__Information shown__:
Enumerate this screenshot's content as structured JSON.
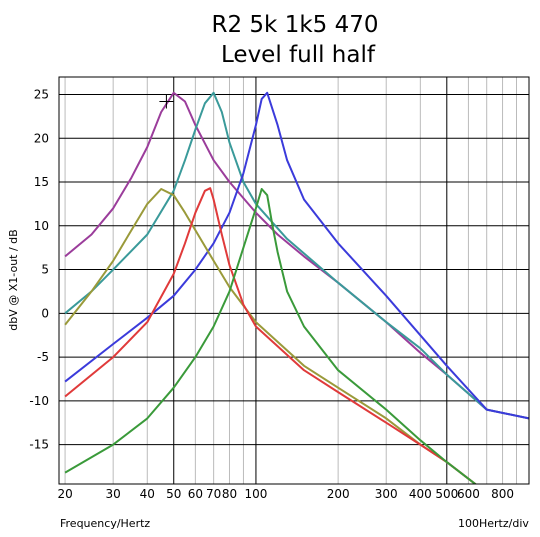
{
  "chart_data": {
    "type": "line",
    "title_line1": "R2 5k 1k5  470",
    "title_line2": "Level full  half",
    "xlabel": "Frequency/Hertz",
    "ylabel": "dbV @ X1-out / dB",
    "x_scale": "log",
    "x_division_label": "100Hertz/div",
    "xlim": [
      19,
      1000
    ],
    "ylim": [
      -19.5,
      27
    ],
    "x_tick_labels": [
      {
        "value": 20,
        "label": "20"
      },
      {
        "value": 30,
        "label": "30"
      },
      {
        "value": 40,
        "label": "40"
      },
      {
        "value": 50,
        "label": "50"
      },
      {
        "value": 60,
        "label": "60"
      },
      {
        "value": 70,
        "label": "70"
      },
      {
        "value": 80,
        "label": "80"
      },
      {
        "value": 100,
        "label": "100"
      },
      {
        "value": 200,
        "label": "200"
      },
      {
        "value": 300,
        "label": "300"
      },
      {
        "value": 400,
        "label": "400"
      },
      {
        "value": 500,
        "label": "500"
      },
      {
        "value": 600,
        "label": "600"
      },
      {
        "value": 800,
        "label": "800"
      }
    ],
    "y_ticks": [
      25,
      20,
      15,
      10,
      5,
      0,
      -5,
      -10,
      -15
    ],
    "y_tick_labels": [
      "25",
      "20",
      "15",
      "10",
      "5",
      "0",
      "-5",
      "-10",
      "-15"
    ],
    "grid": true,
    "cursor_marker": {
      "x": 47,
      "y": 24.2
    },
    "series": [
      {
        "color": "#9b3d9b",
        "x": [
          20,
          25,
          30,
          35,
          40,
          45,
          50,
          55,
          60,
          70,
          80,
          100,
          120,
          150,
          200,
          300,
          400,
          500,
          700,
          1000
        ],
        "y": [
          6.5,
          9,
          12,
          15.5,
          19,
          23,
          25.2,
          24.2,
          21.5,
          17.5,
          15,
          11.5,
          9,
          6.5,
          3.5,
          -1,
          -4.5,
          -7,
          -11,
          -12
        ]
      },
      {
        "color": "#3a9a9a",
        "x": [
          20,
          25,
          30,
          40,
          50,
          55,
          60,
          65,
          70,
          75,
          80,
          90,
          100,
          130,
          200,
          300,
          400,
          500,
          700,
          1000
        ],
        "y": [
          0,
          2.5,
          5,
          9,
          14,
          17.5,
          21,
          24,
          25.2,
          23,
          19.5,
          15,
          12.5,
          8.5,
          3.5,
          -1,
          -4,
          -7,
          -11,
          -12
        ]
      },
      {
        "color": "#3b3bdb",
        "x": [
          20,
          30,
          40,
          50,
          60,
          70,
          80,
          90,
          100,
          105,
          110,
          120,
          130,
          150,
          200,
          300,
          400,
          500,
          700,
          1000
        ],
        "y": [
          -7.8,
          -3.5,
          -0.5,
          2,
          5,
          8,
          11.5,
          16,
          21.5,
          24.5,
          25.2,
          21.5,
          17.5,
          13,
          8,
          2,
          -2.5,
          -6,
          -11,
          -12
        ]
      },
      {
        "color": "#9a9a3a",
        "x": [
          20,
          25,
          30,
          35,
          40,
          45,
          50,
          55,
          60,
          70,
          80,
          100,
          150,
          200,
          300,
          400,
          500,
          700
        ],
        "y": [
          -1.3,
          2.5,
          6,
          9.5,
          12.5,
          14.2,
          13.5,
          11.5,
          9.5,
          6,
          3,
          -1,
          -6,
          -8.5,
          -12,
          -15,
          -17,
          -20.5
        ]
      },
      {
        "color": "#e03a3a",
        "x": [
          20,
          30,
          40,
          50,
          55,
          60,
          65,
          68,
          70,
          75,
          80,
          90,
          100,
          150,
          200,
          300,
          400,
          500,
          700
        ],
        "y": [
          -9.5,
          -5,
          -1,
          4.5,
          8,
          11.5,
          14,
          14.3,
          13,
          9,
          5.5,
          1,
          -1.5,
          -6.5,
          -9,
          -12.5,
          -15,
          -17,
          -20.5
        ]
      },
      {
        "color": "#3a9a3a",
        "x": [
          20,
          30,
          40,
          50,
          60,
          70,
          80,
          90,
          100,
          105,
          110,
          115,
          120,
          130,
          150,
          200,
          300,
          400,
          500,
          700
        ],
        "y": [
          -18.2,
          -15,
          -12,
          -8.5,
          -5,
          -1.5,
          2.5,
          7.5,
          12,
          14.2,
          13.5,
          10,
          7,
          2.5,
          -1.5,
          -6.5,
          -11,
          -14.5,
          -17,
          -20.5
        ]
      }
    ]
  }
}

__What you have to do__: Isolate each line of the listing above that includes "color". Copy it.

__Answer to the problem__:
        "color": "#9b3d9b",
        "color": "#3a9a9a",
        "color": "#3b3bdb",
        "color": "#9a9a3a",
        "color": "#e03a3a",
        "color": "#3a9a3a",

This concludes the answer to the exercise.